**Brief**
Check every line of the data below for the string "about", and copy the ones that hold it.

-- Supplied records start --

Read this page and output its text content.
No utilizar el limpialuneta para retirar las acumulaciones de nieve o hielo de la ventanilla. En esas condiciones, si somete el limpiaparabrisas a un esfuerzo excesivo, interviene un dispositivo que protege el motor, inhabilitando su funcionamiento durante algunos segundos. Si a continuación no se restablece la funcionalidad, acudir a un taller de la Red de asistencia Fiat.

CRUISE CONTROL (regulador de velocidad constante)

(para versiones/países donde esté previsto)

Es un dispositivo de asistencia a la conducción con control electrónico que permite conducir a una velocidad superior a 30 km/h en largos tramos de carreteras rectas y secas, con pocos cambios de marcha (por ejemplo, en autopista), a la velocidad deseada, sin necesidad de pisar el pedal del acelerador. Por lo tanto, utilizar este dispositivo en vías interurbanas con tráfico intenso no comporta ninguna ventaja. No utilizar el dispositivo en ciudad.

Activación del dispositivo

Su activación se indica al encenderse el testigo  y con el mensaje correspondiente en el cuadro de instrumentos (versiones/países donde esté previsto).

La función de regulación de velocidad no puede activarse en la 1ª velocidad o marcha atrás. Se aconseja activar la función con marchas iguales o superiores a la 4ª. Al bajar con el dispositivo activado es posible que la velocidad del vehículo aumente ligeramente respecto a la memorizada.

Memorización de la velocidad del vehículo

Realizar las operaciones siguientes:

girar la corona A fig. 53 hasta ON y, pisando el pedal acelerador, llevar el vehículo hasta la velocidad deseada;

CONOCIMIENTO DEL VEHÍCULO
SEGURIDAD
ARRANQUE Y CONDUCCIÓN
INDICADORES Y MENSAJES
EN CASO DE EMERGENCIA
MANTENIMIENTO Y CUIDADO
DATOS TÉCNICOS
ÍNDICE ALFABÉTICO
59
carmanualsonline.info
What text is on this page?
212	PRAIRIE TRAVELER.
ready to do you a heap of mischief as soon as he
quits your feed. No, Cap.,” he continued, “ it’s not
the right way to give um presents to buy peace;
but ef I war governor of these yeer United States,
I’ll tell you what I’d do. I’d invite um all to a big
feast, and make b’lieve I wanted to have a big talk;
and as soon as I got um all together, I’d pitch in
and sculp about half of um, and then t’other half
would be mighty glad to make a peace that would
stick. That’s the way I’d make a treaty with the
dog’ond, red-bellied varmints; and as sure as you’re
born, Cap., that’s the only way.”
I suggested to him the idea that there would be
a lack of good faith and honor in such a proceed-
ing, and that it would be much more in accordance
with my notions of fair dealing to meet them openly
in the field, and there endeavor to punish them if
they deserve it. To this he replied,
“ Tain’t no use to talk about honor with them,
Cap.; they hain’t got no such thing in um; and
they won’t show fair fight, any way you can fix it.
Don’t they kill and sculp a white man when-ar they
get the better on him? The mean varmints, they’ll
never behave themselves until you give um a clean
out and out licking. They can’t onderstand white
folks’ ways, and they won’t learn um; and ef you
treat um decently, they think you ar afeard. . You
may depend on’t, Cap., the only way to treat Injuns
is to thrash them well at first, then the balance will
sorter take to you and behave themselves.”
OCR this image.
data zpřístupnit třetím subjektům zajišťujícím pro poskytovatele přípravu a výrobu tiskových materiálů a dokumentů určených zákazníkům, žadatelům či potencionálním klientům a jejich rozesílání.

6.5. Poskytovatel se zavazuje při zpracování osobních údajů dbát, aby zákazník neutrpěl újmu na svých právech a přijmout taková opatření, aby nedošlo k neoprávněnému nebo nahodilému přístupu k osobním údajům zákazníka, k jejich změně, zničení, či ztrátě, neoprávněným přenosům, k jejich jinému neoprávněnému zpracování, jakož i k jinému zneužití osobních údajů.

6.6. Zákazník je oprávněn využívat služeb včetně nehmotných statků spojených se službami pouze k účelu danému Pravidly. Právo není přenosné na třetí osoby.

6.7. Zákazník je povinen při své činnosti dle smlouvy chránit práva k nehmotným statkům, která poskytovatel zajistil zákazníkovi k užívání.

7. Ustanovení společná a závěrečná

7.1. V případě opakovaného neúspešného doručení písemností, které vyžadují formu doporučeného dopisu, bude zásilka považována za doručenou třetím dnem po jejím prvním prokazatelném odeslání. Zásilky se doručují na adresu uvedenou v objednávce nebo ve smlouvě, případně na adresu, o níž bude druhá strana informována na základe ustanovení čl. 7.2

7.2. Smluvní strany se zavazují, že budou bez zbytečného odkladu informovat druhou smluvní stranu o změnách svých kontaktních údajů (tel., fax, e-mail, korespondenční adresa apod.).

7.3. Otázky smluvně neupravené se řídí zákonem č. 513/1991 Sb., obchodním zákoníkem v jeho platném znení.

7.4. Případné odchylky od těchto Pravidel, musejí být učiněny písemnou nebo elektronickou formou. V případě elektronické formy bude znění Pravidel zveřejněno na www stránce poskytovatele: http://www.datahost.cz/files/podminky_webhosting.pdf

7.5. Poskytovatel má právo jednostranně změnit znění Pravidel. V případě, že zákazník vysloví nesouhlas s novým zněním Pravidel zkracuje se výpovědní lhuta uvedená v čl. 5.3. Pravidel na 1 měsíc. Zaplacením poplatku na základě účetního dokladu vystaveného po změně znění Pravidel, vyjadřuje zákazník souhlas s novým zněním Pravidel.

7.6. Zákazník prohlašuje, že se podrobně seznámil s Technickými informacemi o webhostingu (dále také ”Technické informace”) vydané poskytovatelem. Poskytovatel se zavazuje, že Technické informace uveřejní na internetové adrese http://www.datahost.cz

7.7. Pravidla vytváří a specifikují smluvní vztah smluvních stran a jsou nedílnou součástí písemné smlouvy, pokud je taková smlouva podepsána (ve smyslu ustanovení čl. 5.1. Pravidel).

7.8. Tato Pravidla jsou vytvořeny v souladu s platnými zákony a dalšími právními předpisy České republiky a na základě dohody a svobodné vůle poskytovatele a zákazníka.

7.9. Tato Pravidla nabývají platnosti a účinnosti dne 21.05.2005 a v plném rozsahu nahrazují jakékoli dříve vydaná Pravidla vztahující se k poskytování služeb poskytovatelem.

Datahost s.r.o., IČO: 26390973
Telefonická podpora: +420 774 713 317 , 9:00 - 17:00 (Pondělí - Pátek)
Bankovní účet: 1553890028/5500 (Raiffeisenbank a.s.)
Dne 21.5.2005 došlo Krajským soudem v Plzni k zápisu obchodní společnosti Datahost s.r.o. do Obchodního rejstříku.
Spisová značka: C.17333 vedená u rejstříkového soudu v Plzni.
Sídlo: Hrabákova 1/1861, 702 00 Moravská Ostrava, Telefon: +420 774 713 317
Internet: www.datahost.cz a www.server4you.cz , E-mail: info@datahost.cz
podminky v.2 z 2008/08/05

-- Supplied records end --

**Response**
and sculp about half of um, and then t’other half
“ Tain’t no use to talk about honor with them,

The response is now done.